Reproduce the material verbatim from its first line through the line containing "data-label: 7 bbox=[202, 220, 211, 236]", including both of those lines.

------------------------------------------------------------

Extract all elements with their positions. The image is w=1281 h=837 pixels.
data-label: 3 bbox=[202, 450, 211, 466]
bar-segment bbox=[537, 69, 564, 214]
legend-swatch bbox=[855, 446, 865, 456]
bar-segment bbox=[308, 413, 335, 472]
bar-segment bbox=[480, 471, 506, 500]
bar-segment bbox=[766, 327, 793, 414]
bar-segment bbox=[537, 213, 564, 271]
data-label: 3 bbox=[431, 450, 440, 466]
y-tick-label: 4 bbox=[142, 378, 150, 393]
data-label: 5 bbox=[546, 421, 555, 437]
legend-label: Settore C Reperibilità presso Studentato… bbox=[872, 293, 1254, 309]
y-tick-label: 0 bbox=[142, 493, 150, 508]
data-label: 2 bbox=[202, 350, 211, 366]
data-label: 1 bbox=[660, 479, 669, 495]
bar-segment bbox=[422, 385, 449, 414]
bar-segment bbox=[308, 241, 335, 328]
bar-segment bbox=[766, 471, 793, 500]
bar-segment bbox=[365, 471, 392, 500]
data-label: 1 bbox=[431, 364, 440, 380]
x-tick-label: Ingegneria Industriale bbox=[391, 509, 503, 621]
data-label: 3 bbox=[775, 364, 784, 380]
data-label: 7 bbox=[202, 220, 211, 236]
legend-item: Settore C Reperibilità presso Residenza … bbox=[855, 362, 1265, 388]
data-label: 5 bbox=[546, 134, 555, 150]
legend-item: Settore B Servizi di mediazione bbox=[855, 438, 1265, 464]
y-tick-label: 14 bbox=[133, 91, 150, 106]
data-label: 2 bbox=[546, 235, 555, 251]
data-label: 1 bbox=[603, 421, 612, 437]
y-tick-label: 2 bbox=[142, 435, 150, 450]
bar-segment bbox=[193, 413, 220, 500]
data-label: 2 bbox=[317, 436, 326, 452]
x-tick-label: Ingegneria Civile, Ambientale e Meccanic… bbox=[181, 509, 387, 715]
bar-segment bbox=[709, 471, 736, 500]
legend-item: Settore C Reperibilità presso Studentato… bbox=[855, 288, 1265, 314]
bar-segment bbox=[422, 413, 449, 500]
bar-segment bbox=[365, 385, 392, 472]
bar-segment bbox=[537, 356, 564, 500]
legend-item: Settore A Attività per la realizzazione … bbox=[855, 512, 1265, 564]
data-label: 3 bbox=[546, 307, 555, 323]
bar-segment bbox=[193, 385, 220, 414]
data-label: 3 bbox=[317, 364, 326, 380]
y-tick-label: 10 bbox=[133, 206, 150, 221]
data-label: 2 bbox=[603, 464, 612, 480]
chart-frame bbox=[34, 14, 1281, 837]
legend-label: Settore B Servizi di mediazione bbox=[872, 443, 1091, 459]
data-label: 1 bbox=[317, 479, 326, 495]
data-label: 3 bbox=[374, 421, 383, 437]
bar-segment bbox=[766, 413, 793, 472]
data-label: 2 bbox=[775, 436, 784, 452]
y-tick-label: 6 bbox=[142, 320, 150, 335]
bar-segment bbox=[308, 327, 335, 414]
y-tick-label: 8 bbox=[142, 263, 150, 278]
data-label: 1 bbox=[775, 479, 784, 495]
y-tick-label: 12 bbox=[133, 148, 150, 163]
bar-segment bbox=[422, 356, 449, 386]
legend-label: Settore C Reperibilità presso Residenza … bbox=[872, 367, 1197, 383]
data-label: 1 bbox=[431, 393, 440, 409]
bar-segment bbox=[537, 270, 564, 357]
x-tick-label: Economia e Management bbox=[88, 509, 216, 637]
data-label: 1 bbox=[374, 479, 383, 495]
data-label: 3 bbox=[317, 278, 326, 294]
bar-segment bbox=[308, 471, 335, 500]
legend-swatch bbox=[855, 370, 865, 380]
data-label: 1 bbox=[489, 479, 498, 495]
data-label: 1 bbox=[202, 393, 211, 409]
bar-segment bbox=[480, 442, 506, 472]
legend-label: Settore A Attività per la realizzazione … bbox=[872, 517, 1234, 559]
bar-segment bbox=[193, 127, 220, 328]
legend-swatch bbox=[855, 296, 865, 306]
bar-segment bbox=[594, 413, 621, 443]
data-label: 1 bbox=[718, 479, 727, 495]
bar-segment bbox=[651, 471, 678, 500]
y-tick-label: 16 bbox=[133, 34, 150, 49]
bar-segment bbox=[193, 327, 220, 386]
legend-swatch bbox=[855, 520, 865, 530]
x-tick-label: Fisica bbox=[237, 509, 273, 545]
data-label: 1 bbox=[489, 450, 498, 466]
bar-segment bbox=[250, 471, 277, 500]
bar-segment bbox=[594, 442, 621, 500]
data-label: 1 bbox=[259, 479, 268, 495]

------------------------------------------------------------

▶ Task response:
Extract all elements with their positions. The image is w=1281 h=837 pixels.
data-label: 3 bbox=[202, 450, 211, 466]
bar-segment bbox=[537, 69, 564, 214]
legend-swatch bbox=[855, 446, 865, 456]
bar-segment bbox=[308, 413, 335, 472]
bar-segment bbox=[480, 471, 506, 500]
bar-segment bbox=[766, 327, 793, 414]
bar-segment bbox=[537, 213, 564, 271]
data-label: 3 bbox=[431, 450, 440, 466]
y-tick-label: 4 bbox=[142, 378, 150, 393]
data-label: 5 bbox=[546, 421, 555, 437]
legend-label: Settore C Reperibilità presso Studentato… bbox=[872, 293, 1254, 309]
y-tick-label: 0 bbox=[142, 493, 150, 508]
data-label: 2 bbox=[202, 350, 211, 366]
data-label: 1 bbox=[660, 479, 669, 495]
bar-segment bbox=[422, 385, 449, 414]
bar-segment bbox=[308, 241, 335, 328]
bar-segment bbox=[766, 471, 793, 500]
bar-segment bbox=[365, 471, 392, 500]
data-label: 1 bbox=[431, 364, 440, 380]
x-tick-label: Ingegneria Industriale bbox=[391, 509, 503, 621]
data-label: 3 bbox=[775, 364, 784, 380]
data-label: 7 bbox=[202, 220, 211, 236]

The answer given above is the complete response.